» INSTRUCTION:
Could you output each line of the data that follows exactly?

» DATASET EXTRACT:
-------------------------

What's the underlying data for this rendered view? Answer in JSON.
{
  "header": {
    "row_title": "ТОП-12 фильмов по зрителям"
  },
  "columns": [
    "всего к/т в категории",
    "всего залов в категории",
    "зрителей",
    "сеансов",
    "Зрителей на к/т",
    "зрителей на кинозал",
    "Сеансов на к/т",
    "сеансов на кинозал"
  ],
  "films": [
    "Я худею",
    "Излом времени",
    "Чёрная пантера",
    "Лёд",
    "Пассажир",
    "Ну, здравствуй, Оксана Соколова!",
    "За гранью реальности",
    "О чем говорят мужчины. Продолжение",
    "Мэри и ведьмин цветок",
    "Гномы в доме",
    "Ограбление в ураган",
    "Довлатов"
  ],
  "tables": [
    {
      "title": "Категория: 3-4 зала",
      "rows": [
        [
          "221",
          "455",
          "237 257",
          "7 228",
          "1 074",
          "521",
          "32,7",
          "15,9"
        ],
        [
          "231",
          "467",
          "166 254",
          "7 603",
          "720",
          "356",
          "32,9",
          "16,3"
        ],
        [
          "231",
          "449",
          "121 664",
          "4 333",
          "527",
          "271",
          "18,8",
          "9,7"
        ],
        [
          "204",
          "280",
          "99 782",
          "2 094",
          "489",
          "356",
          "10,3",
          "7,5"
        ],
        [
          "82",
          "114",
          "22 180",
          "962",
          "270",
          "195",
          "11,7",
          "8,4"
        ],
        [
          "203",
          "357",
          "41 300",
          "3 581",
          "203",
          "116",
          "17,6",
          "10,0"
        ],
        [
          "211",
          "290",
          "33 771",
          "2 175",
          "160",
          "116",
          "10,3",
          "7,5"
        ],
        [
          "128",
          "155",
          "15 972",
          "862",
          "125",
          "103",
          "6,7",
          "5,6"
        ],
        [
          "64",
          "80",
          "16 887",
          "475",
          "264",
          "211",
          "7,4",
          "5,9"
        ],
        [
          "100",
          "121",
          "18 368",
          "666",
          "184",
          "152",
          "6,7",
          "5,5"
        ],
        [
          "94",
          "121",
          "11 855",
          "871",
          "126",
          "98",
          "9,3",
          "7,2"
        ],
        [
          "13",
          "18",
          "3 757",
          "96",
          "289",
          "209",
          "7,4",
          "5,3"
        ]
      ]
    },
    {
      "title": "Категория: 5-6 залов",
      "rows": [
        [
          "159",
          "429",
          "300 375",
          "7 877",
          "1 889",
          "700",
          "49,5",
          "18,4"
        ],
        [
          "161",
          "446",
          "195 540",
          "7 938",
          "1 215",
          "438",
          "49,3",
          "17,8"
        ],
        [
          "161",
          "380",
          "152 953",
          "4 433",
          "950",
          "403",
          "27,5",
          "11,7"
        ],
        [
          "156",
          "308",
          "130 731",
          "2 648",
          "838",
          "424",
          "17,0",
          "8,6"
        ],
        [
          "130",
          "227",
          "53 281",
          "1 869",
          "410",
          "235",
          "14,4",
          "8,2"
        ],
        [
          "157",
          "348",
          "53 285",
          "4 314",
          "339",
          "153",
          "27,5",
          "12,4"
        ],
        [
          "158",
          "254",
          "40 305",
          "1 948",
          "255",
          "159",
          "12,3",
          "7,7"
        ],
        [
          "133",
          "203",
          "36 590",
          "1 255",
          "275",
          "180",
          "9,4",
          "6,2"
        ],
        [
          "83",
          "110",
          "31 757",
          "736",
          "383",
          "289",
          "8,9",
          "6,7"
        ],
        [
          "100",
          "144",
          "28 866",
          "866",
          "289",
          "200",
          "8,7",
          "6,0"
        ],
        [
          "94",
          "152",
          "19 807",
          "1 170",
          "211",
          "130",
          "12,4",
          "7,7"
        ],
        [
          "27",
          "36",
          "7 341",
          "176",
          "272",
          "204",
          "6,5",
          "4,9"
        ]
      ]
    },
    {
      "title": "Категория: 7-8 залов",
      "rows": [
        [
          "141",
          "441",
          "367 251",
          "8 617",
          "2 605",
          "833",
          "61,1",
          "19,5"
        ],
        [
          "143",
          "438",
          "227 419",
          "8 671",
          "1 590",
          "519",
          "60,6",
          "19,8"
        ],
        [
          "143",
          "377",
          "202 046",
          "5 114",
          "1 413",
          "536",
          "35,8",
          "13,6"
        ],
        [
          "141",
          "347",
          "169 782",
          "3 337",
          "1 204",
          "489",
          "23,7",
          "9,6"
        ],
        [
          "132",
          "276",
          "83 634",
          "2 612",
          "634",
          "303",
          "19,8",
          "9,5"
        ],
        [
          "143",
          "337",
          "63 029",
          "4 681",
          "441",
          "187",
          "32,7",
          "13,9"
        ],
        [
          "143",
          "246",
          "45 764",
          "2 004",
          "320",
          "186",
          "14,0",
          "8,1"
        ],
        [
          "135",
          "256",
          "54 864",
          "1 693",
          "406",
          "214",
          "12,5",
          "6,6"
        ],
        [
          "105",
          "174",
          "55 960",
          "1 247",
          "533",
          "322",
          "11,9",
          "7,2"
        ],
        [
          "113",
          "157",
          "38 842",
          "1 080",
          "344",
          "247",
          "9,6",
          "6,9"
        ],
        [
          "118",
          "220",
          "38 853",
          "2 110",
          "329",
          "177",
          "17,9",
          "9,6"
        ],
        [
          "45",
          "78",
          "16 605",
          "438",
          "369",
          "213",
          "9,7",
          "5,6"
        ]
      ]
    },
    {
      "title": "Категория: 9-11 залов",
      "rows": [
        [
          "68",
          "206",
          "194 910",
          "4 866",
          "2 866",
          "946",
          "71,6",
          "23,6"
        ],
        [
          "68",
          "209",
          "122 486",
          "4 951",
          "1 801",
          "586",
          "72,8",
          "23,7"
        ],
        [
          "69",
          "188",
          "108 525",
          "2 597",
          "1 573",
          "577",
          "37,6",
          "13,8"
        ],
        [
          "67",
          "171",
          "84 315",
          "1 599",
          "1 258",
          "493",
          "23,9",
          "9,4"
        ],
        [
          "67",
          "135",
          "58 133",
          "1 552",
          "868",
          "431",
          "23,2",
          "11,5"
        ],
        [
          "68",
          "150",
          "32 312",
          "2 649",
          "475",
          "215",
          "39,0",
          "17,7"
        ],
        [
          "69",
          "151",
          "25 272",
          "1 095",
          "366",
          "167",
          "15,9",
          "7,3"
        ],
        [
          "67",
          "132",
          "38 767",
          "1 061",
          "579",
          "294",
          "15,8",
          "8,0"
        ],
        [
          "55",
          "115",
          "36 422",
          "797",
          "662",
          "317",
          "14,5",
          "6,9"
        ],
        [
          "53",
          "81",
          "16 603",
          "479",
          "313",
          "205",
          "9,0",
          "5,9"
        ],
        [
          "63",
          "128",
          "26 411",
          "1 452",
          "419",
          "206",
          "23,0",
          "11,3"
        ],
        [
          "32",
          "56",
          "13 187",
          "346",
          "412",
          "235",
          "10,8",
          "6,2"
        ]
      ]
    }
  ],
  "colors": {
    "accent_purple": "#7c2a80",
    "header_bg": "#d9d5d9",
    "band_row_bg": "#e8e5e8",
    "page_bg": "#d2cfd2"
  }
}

-------------------------

» ANSWER TO THE EXERCISE:
What's the underlying data for this rendered view? Answer in JSON.
{
  "header": {
    "row_title": "ТОП-12 фильмов по зрителям"
  },
  "columns": [
    "всего к/т в категории",
    "всего залов в категории",
    "зрителей",
    "сеансов",
    "Зрителей на к/т",
    "зрителей на кинозал",
    "Сеансов на к/т",
    "сеансов на кинозал"
  ],
  "films": [
    "Я худею",
    "Излом времени",
    "Чёрная пантера",
    "Лёд",
    "Пассажир",
    "Ну, здравствуй, Оксана Соколова!",
    "За гранью реальности",
    "О чем говорят мужчины. Продолжение",
    "Мэри и ведьмин цветок",
    "Гномы в доме",
    "Ограбление в ураган",
    "Довлатов"
  ],
  "tables": [
    {
      "title": "Категория: 3-4 зала",
      "rows": [
        [
          "221",
          "455",
          "237 257",
          "7 228",
          "1 074",
          "521",
          "32,7",
          "15,9"
        ],
        [
          "231",
          "467",
          "166 254",
          "7 603",
          "720",
          "356",
          "32,9",
          "16,3"
        ],
        [
          "231",
          "449",
          "121 664",
          "4 333",
          "527",
          "271",
          "18,8",
          "9,7"
        ],
        [
          "204",
          "280",
          "99 782",
          "2 094",
          "489",
          "356",
          "10,3",
          "7,5"
        ],
        [
          "82",
          "114",
          "22 180",
          "962",
          "270",
          "195",
          "11,7",
          "8,4"
        ],
        [
          "203",
          "357",
          "41 300",
          "3 581",
          "203",
          "116",
          "17,6",
          "10,0"
        ],
        [
          "211",
          "290",
          "33 771",
          "2 175",
          "160",
          "116",
          "10,3",
          "7,5"
        ],
        [
          "128",
          "155",
          "15 972",
          "862",
          "125",
          "103",
          "6,7",
          "5,6"
        ],
        [
          "64",
          "80",
          "16 887",
          "475",
          "264",
          "211",
          "7,4",
          "5,9"
        ],
        [
          "100",
          "121",
          "18 368",
          "666",
          "184",
          "152",
          "6,7",
          "5,5"
        ],
        [
          "94",
          "121",
          "11 855",
          "871",
          "126",
          "98",
          "9,3",
          "7,2"
        ],
        [
          "13",
          "18",
          "3 757",
          "96",
          "289",
          "209",
          "7,4",
          "5,3"
        ]
      ]
    },
    {
      "title": "Категория: 5-6 залов",
      "rows": [
        [
          "159",
          "429",
          "300 375",
          "7 877",
          "1 889",
          "700",
          "49,5",
          "18,4"
        ],
        [
          "161",
          "446",
          "195 540",
          "7 938",
          "1 215",
          "438",
          "49,3",
          "17,8"
        ],
        [
          "161",
          "380",
          "152 953",
          "4 433",
          "950",
          "403",
          "27,5",
          "11,7"
        ],
        [
          "156",
          "308",
          "130 731",
          "2 648",
          "838",
          "424",
          "17,0",
          "8,6"
        ],
        [
          "130",
          "227",
          "53 281",
          "1 869",
          "410",
          "235",
          "14,4",
          "8,2"
        ],
        [
          "157",
          "348",
          "53 285",
          "4 314",
          "339",
          "153",
          "27,5",
          "12,4"
        ],
        [
          "158",
          "254",
          "40 305",
          "1 948",
          "255",
          "159",
          "12,3",
          "7,7"
        ],
        [
          "133",
          "203",
          "36 590",
          "1 255",
          "275",
          "180",
          "9,4",
          "6,2"
        ],
        [
          "83",
          "110",
          "31 757",
          "736",
          "383",
          "289",
          "8,9",
          "6,7"
        ],
        [
          "100",
          "144",
          "28 866",
          "866",
          "289",
          "200",
          "8,7",
          "6,0"
        ],
        [
          "94",
          "152",
          "19 807",
          "1 170",
          "211",
          "130",
          "12,4",
          "7,7"
        ],
        [
          "27",
          "36",
          "7 341",
          "176",
          "272",
          "204",
          "6,5",
          "4,9"
        ]
      ]
    },
    {
      "title": "Категория: 7-8 залов",
      "rows": [
        [
          "141",
          "441",
          "367 251",
          "8 617",
          "2 605",
          "833",
          "61,1",
          "19,5"
        ],
        [
          "143",
          "438",
          "227 419",
          "8 671",
          "1 590",
          "519",
          "60,6",
          "19,8"
        ],
        [
          "143",
          "377",
          "202 046",
          "5 114",
          "1 413",
          "536",
          "35,8",
          "13,6"
        ],
        [
          "141",
          "347",
          "169 782",
          "3 337",
          "1 204",
          "489",
          "23,7",
          "9,6"
        ],
        [
          "132",
          "276",
          "83 634",
          "2 612",
          "634",
          "303",
          "19,8",
          "9,5"
        ],
        [
          "143",
          "337",
          "63 029",
          "4 681",
          "441",
          "187",
          "32,7",
          "13,9"
        ],
        [
          "143",
          "246",
          "45 764",
          "2 004",
          "320",
          "186",
          "14,0",
          "8,1"
        ],
        [
          "135",
          "256",
          "54 864",
          "1 693",
          "406",
          "214",
          "12,5",
          "6,6"
        ],
        [
          "105",
          "174",
          "55 960",
          "1 247",
          "533",
          "322",
          "11,9",
          "7,2"
        ],
        [
          "113",
          "157",
          "38 842",
          "1 080",
          "344",
          "247",
          "9,6",
          "6,9"
        ],
        [
          "118",
          "220",
          "38 853",
          "2 110",
          "329",
          "177",
          "17,9",
          "9,6"
        ],
        [
          "45",
          "78",
          "16 605",
          "438",
          "369",
          "213",
          "9,7",
          "5,6"
        ]
      ]
    },
    {
      "title": "Категория: 9-11 залов",
      "rows": [
        [
          "68",
          "206",
          "194 910",
          "4 866",
          "2 866",
          "946",
          "71,6",
          "23,6"
        ],
        [
          "68",
          "209",
          "122 486",
          "4 951",
          "1 801",
          "586",
          "72,8",
          "23,7"
        ],
        [
          "69",
          "188",
          "108 525",
          "2 597",
          "1 573",
          "577",
          "37,6",
          "13,8"
        ],
        [
          "67",
          "171",
          "84 315",
          "1 599",
          "1 258",
          "493",
          "23,9",
          "9,4"
        ],
        [
          "67",
          "135",
          "58 133",
          "1 552",
          "868",
          "431",
          "23,2",
          "11,5"
        ],
        [
          "68",
          "150",
          "32 312",
          "2 649",
          "475",
          "215",
          "39,0",
          "17,7"
        ],
        [
          "69",
          "151",
          "25 272",
          "1 095",
          "366",
          "167",
          "15,9",
          "7,3"
        ],
        [
          "67",
          "132",
          "38 767",
          "1 061",
          "579",
          "294",
          "15,8",
          "8,0"
        ],
        [
          "55",
          "115",
          "36 422",
          "797",
          "662",
          "317",
          "14,5",
          "6,9"
        ],
        [
          "53",
          "81",
          "16 603",
          "479",
          "313",
          "205",
          "9,0",
          "5,9"
        ],
        [
          "63",
          "128",
          "26 411",
          "1 452",
          "419",
          "206",
          "23,0",
          "11,3"
        ],
        [
          "32",
          "56",
          "13 187",
          "346",
          "412",
          "235",
          "10,8",
          "6,2"
        ]
      ]
    }
  ],
  "colors": {
    "accent_purple": "#7c2a80",
    "header_bg": "#d9d5d9",
    "band_row_bg": "#e8e5e8",
    "page_bg": "#d2cfd2"
  }
}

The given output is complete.